ФРАГМЕНТ ТЕКСТА -
Социальная замкнутость мастеров культуры, гипертрофированный индивидуализм, исповедованный ими, тяжко отозвались и в исторической жизни России. «Несчастье культурного ренессанса начала XX века было в том, что культурная элита была изолирована в небольшом круге и оторвана от широких социальных течений того времени, — писал Бердяев. — Это имело роковые последствия в характере, который приняла русская революция. (…) Русские люди того времени жили в разных этажах и даже в разных веках. Культурный ренессанс не имел сколько-нибудь широкого социального излучения. (…) Многие сторонники и выразители культурного ренессанса оставались левыми, сочувствовали революции, но было охлаждение к социальным вопросам, была поглощенность новыми проблемами философского, эстетического, религиозного, мистического характера, которые оставались чуждыми людям, активно участвовавшим в социальном движении. (…) Русский ренессанс связан с душевной структурой, которой не хватило нравственного характера. Была эстетическая размягченность. Не было волевого выбора»3.
Но как же уберечься от соблазнов? История искусства дает ясный ответ. Великие русские художники средневековья, в основном безымянные для нас, — сумевшие проникнуть в глубочайшие мистические тайны, оставившие непревзойденные творения мирового искусства, — совершили свой подвиг благодаря величайшему смирению перед Истиной. Каждый из них вовсе не считал себя творцом какого-то собственного мира, но лишь служителем Творца, исполняющим предначертанное свыше. (Тут важнейшая причина и анонимности средневекового искусства: художник не мог притязать на исключительное авторство, то есть отстаивать собственность на Истину.)
Первыми же художниками в новой истории, утверждавшими себя как творцы новосоздаваемого мира, стали титаны Возрождения. Появилась — в христианской идее — первая, хотя и заметная уже трещина. Кроме того, западный тип религиозности, определивший важнейшие черты ренессансного искусства, связан преимущественно с интенсивностью духовного переживания, но не с глубиною его. Именно Ренессанс породил идеал эстетически совершенного, отображающего сильные эмоции и ориентированного на чисто человеческие критерии искусства — при начинающемся безразличии к Истине.
Без воспоминания всего этого мы не сможем подлинно осмыслить все особенности искусства «серебряного века»— ибо именно ренессансное начало, разумеется значительно переосмысленное, утратившее в большинстве случаев связь с христианской религиозностью, расцвело в русском искусстве рубежа веков.
А что же Борисов-Мусатов? Каковы его существование в реальности и жизнь в искусстве? В искусстве столь пёстром и зыбком порою, временами не сознающем отчётливо своих целей? Во всём этом лабиринте фантастических сцеплений? Каково его место в эстетической системе зарождающегося «серебряного века»?
Он — в Саратове. И действительность не очень к нему благосклонна. Но он художник. Он верит: ему есть что противопоставить всей внешней суете.

ИСХОДНЫЕ ДАННЫЕ -
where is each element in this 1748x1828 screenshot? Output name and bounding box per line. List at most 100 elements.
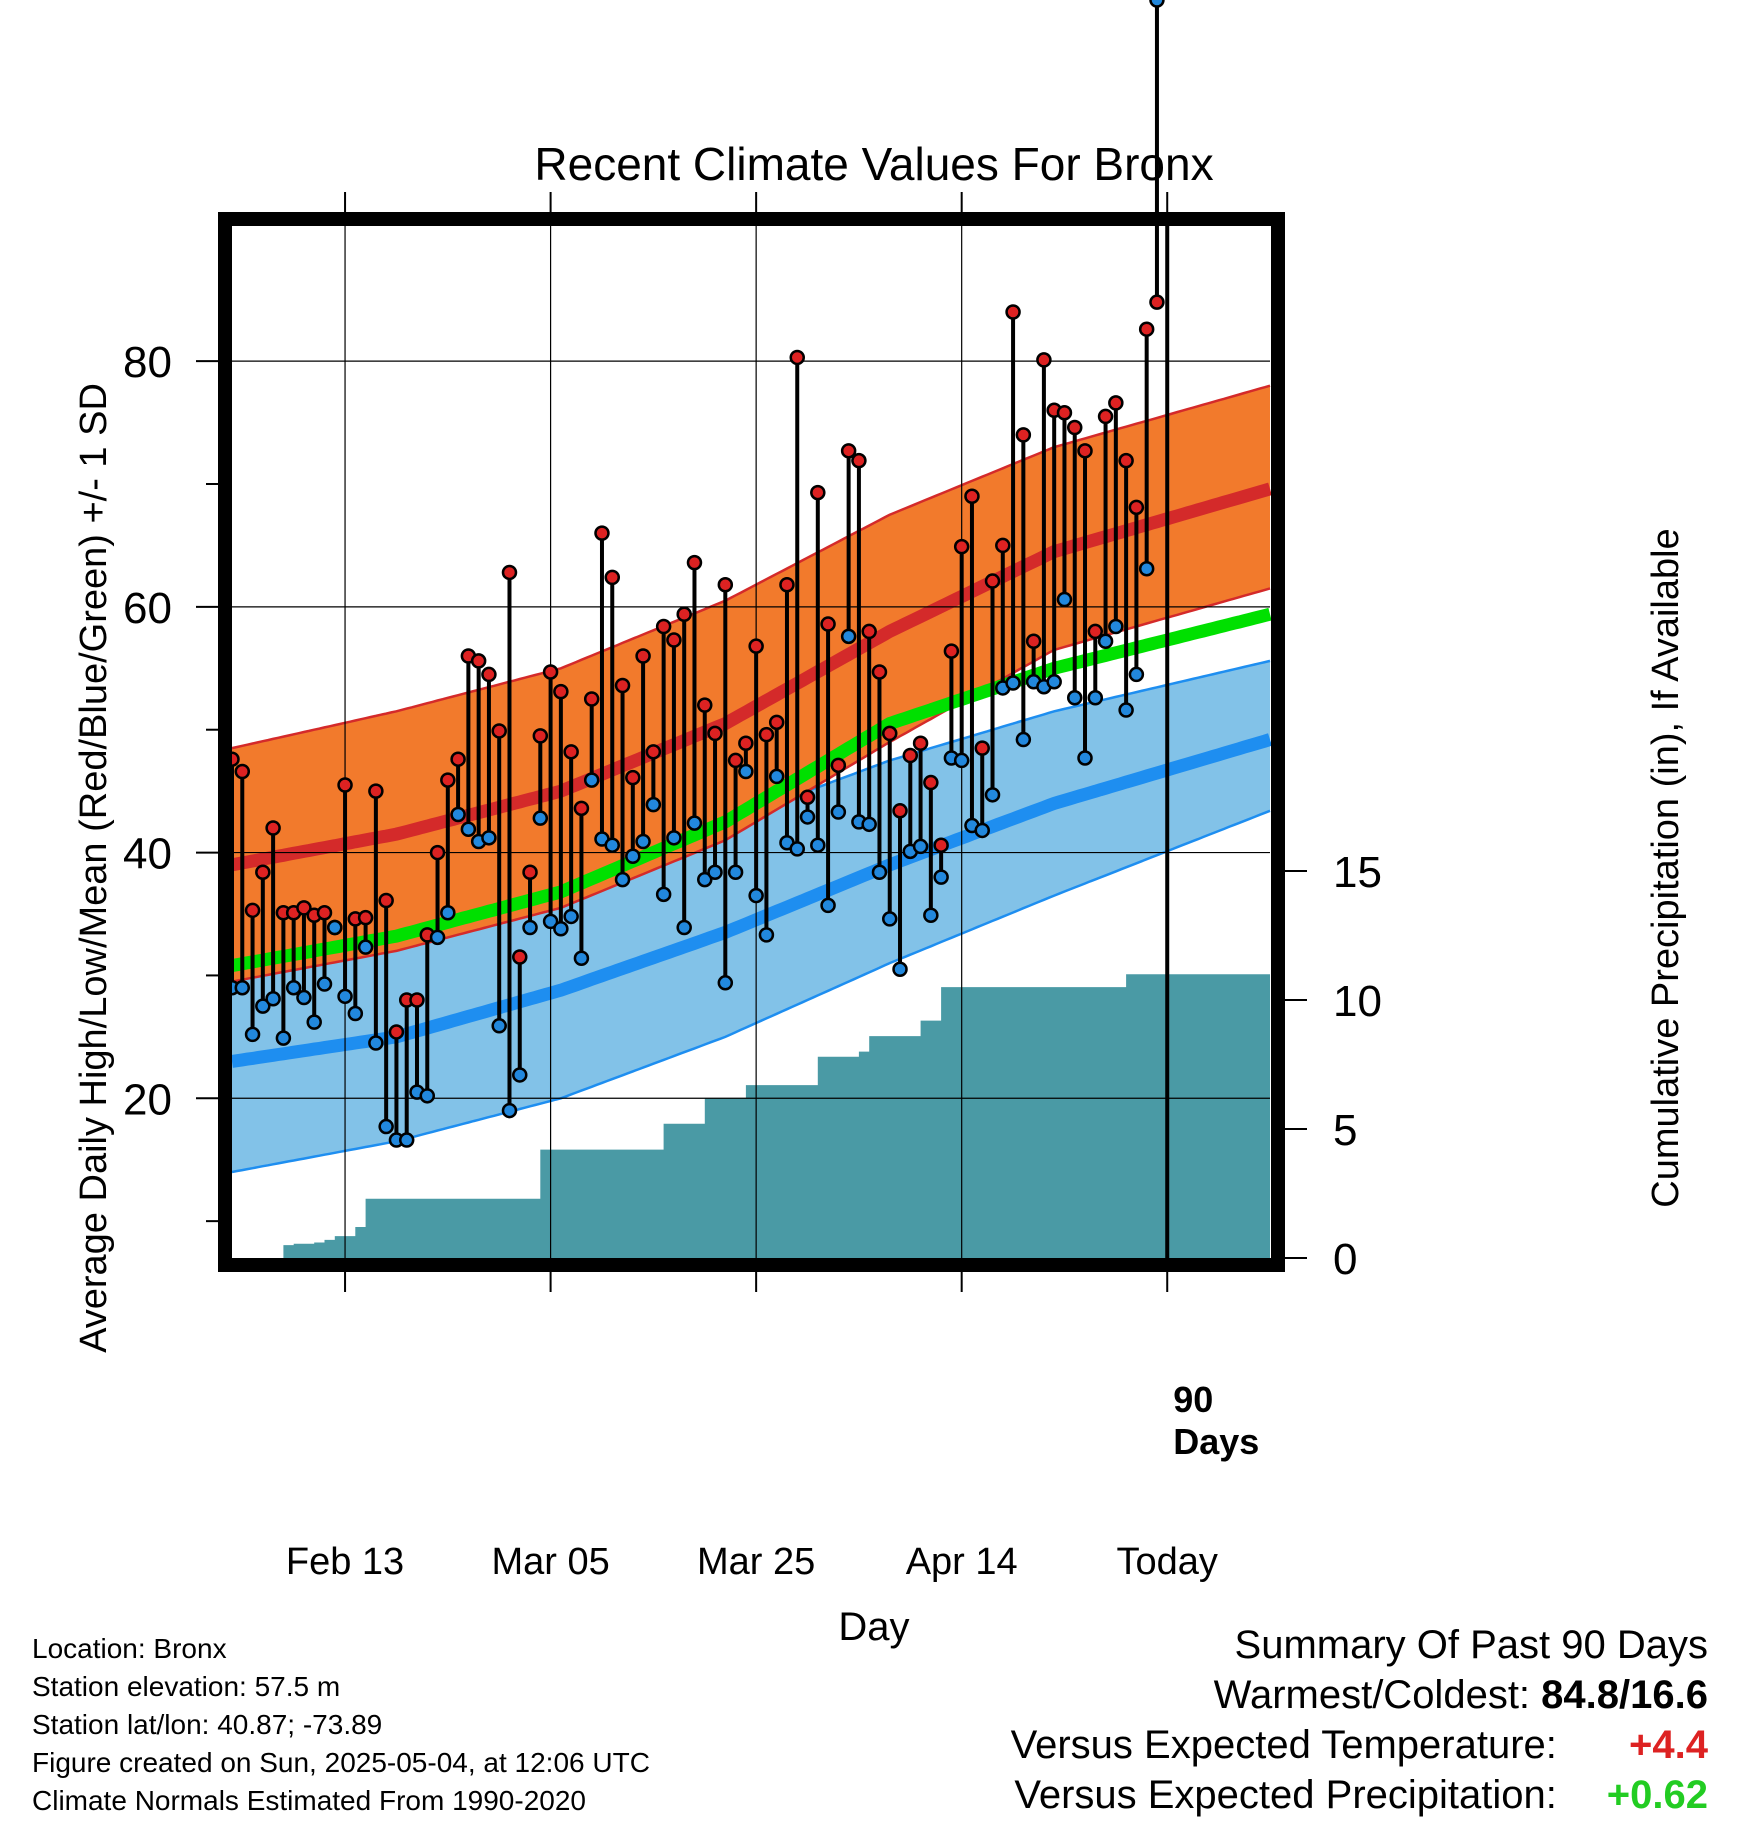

ПОРЯДОК РАБОТЫ -
1. Объясните в одном–трёх предложениях, почему, согласно фрагменту текста, средневековое искусство было анонимным.
2. Переведите на английский язык предложение из фрагмента текста: «Первыми же художниками в новой истории, утверждавшими себя как творцы новосоздаваемого мира, стали титаны Возрождения».
3. Продолжите фрагмент текста о Борисове-Мусатове, начав сразу после его последнего предложения.
Данные представляют собой самостоятельный материал и не связаны с фрагментом текста.

ОТВЕТЫ К ЗАДАНИЯМ -
1. Средневековый художник считал себя не творцом собственного мира, а лишь служителем Творца, исполняющим предначертанное свыше. Поэтому он не мог притязать на исключительное авторство, то есть отстаивать собственность на Истину.

2. The first artists in modern history to assert themselves as creators of a newly created world were the titans of the Renaissance.

3.
Действительности как будто не существует?.. Всё-то он проговаривается…
В этом знаменитом своём верлибре Борисов-Мусатов раскрыл сам и окончательно секрет собственного творчества: оно для него есть бегство от жизни в мечту, в искусство. Поэтому произведения художника не могут не открывать для нас глубинного смысла его жизни — того, что совершалось в его душе под прикровом событийности.
Событийность же ох как тягостна порою. И смешно даже: оставил Париж и нашел в Саратове какую-то пошлую пародию на парижские нравы. Российские обыватели не могут порою не собезьянничать. С восторгом принимаются какие-то «парижские» певички низкого пошиба, люмьеровский синематограф, устраивается выставка «французских» художников. Не для мусатовского эстетически-утонченного вкуса все эти новшества французского искусства, которым он только что наслаждался в лучших образцах. Да ведь и вправду: кто поедет на край света, в Саратов (как бы хорош он ни был на самом деле), как не тот, на кого в Европе совсем уж спроса нет.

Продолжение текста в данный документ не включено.